- [DÉFI] Mettez à jour toutes les entrées ci-dessous en remplaçant « Common Antenna » par « Shared Antenna » sans rien modifier d'autre. Recopiez-les ensuite en omettant les images.

═══ MATÉRIEL FOURNI

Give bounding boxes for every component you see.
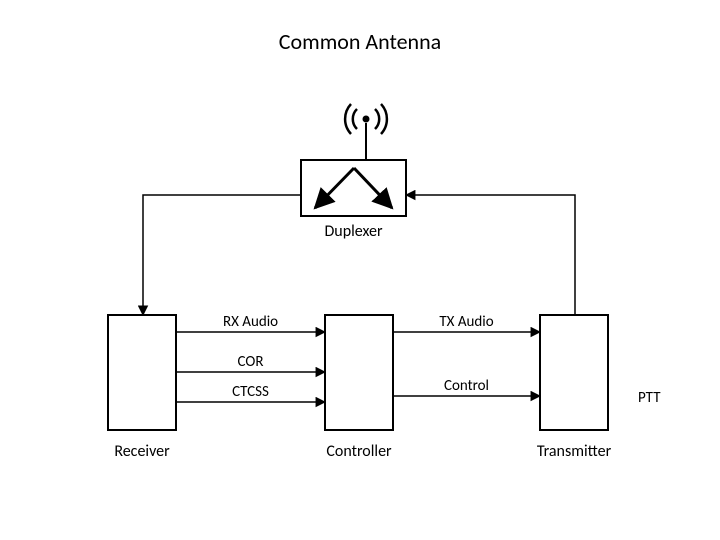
tx-audio-label: TX Audio: [439, 313, 493, 331]
ptt-label: PTT: [638, 389, 661, 407]
antenna-wave-left-2: [345, 104, 351, 134]
transmitter-label: Transmitter: [537, 442, 612, 461]
ctcss-label: CTCSS: [232, 383, 269, 401]
duplexer-label: Duplexer: [324, 222, 383, 241]
receiver-label: Receiver: [114, 442, 170, 461]
controller-label: Controller: [326, 442, 392, 461]
antenna-wave-left-1: [353, 109, 357, 129]
antenna-wave-right-1: [375, 109, 379, 129]
feed-left: [143, 195, 301, 315]
control-label: Control: [444, 377, 489, 395]
diagram-title: Common Antenna: [0, 28, 720, 55]
cor-label: COR: [238, 353, 264, 371]
controller-box: [325, 315, 393, 430]
transmitter-box: [540, 315, 608, 430]
diagram-canvas: Duplexer Receiver Controller Transmitter RX …: [0, 0, 720, 540]
antenna-wave-right-2: [381, 104, 387, 134]
antenna-dot: [363, 116, 370, 123]
feed-right: [406, 195, 575, 315]
rx-audio-label: RX Audio: [223, 313, 278, 331]
receiver-box: [108, 315, 176, 430]
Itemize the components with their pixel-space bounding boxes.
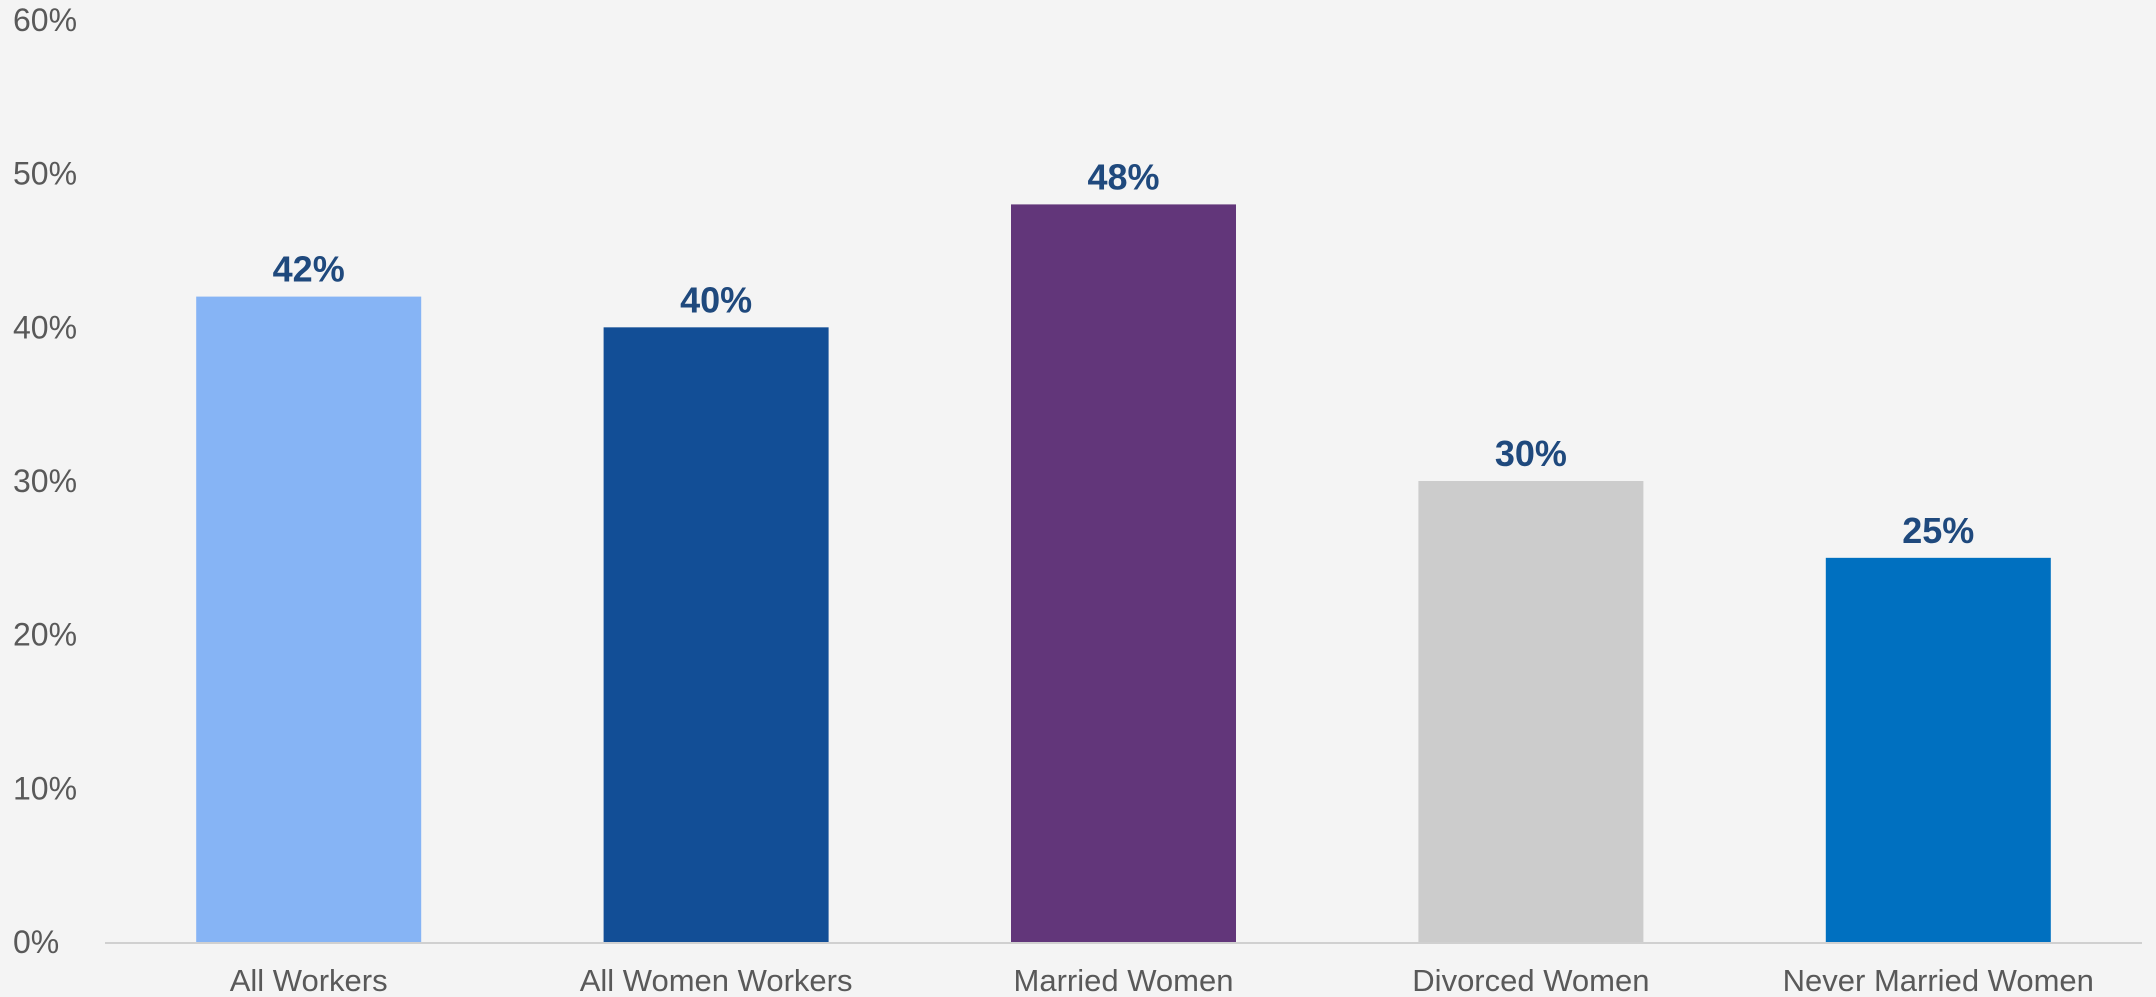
bar-all-workers <box>196 296 422 943</box>
y-tick-label: 60% <box>13 2 77 38</box>
y-axis: 0% 10% 20% 30% 40% 50% 60% <box>13 2 77 960</box>
bar-all-women-workers <box>603 327 829 942</box>
y-tick-label: 0% <box>13 924 59 960</box>
data-labels: 42% 40% 48% 30% 25% <box>273 156 1975 550</box>
y-tick-label: 50% <box>13 156 77 192</box>
x-tick-label: Married Women <box>1014 963 1234 997</box>
data-label: 30% <box>1495 433 1567 474</box>
y-tick-label: 30% <box>13 463 77 499</box>
x-tick-label: Divorced Women <box>1412 963 1649 997</box>
bar-married-women <box>1011 204 1236 942</box>
y-tick-label: 10% <box>13 770 77 806</box>
data-label: 40% <box>680 279 752 320</box>
data-label: 48% <box>1087 156 1159 197</box>
x-tick-label: All Women Workers <box>580 963 853 997</box>
bars <box>196 204 2051 943</box>
x-tick-label: Never Married Women <box>1783 963 2094 997</box>
x-axis: All Workers All Women Workers Married Wome… <box>230 963 2094 997</box>
data-label: 25% <box>1902 510 1974 551</box>
bar-never-married-women <box>1825 557 2051 942</box>
bar-divorced-women <box>1418 481 1644 942</box>
data-label: 42% <box>273 249 345 290</box>
y-tick-label: 20% <box>13 617 77 653</box>
x-tick-label: All Workers <box>230 963 388 997</box>
y-tick-label: 40% <box>13 309 77 345</box>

══════

- [RÉSULTAT DE L'EXERCICE]
Give bounding boxes for every component you see.
tx-audio-label: TX Audio: [439, 313, 493, 331]
ptt-label: PTT: [638, 389, 661, 407]
antenna-wave-left-2: [345, 104, 351, 134]
transmitter-label: Transmitter: [537, 442, 612, 461]
ctcss-label: CTCSS: [232, 383, 269, 401]
duplexer-label: Duplexer: [324, 222, 383, 241]
receiver-label: Receiver: [114, 442, 170, 461]
controller-label: Controller: [326, 442, 392, 461]
antenna-wave-left-1: [353, 109, 357, 129]
antenna-wave-right-1: [375, 109, 379, 129]
feed-left: [143, 195, 301, 315]
control-label: Control: [444, 377, 489, 395]
diagram-title: Shared Antenna: [0, 28, 720, 55]
cor-label: COR: [238, 353, 264, 371]
controller-box: [325, 315, 393, 430]
transmitter-box: [540, 315, 608, 430]
diagram-canvas: Duplexer Receiver Controller Transmitter RX …: [0, 0, 720, 540]
antenna-wave-right-2: [381, 104, 387, 134]
antenna-dot: [363, 116, 370, 123]
feed-right: [406, 195, 575, 315]
rx-audio-label: RX Audio: [223, 313, 278, 331]
receiver-box: [108, 315, 176, 430]
Itemize the components with their pixel-space bounding boxes.
bar-all-workers <box>196 296 422 943</box>
y-tick-label: 60% <box>13 2 77 38</box>
y-axis: 0% 10% 20% 30% 40% 50% 60% <box>13 2 77 960</box>
bar-all-women-workers <box>603 327 829 942</box>
y-tick-label: 0% <box>13 924 59 960</box>
data-labels: 42% 40% 48% 30% 25% <box>273 156 1975 550</box>
y-tick-label: 50% <box>13 156 77 192</box>
x-tick-label: Married Women <box>1014 963 1234 997</box>
data-label: 30% <box>1495 433 1567 474</box>
y-tick-label: 30% <box>13 463 77 499</box>
x-tick-label: Divorced Women <box>1412 963 1649 997</box>
bar-married-women <box>1011 204 1236 942</box>
y-tick-label: 10% <box>13 770 77 806</box>
data-label: 40% <box>680 279 752 320</box>
data-label: 48% <box>1087 156 1159 197</box>
x-tick-label: All Women Workers <box>580 963 853 997</box>
bars <box>196 204 2051 943</box>
x-tick-label: Never Married Women <box>1783 963 2094 997</box>
x-axis: All Workers All Women Workers Married Wome… <box>230 963 2094 997</box>
data-label: 25% <box>1902 510 1974 551</box>
bar-never-married-women <box>1825 557 2051 942</box>
bar-divorced-women <box>1418 481 1644 942</box>
data-label: 42% <box>273 249 345 290</box>
y-tick-label: 20% <box>13 617 77 653</box>
x-tick-label: All Workers <box>230 963 388 997</box>
y-tick-label: 40% <box>13 309 77 345</box>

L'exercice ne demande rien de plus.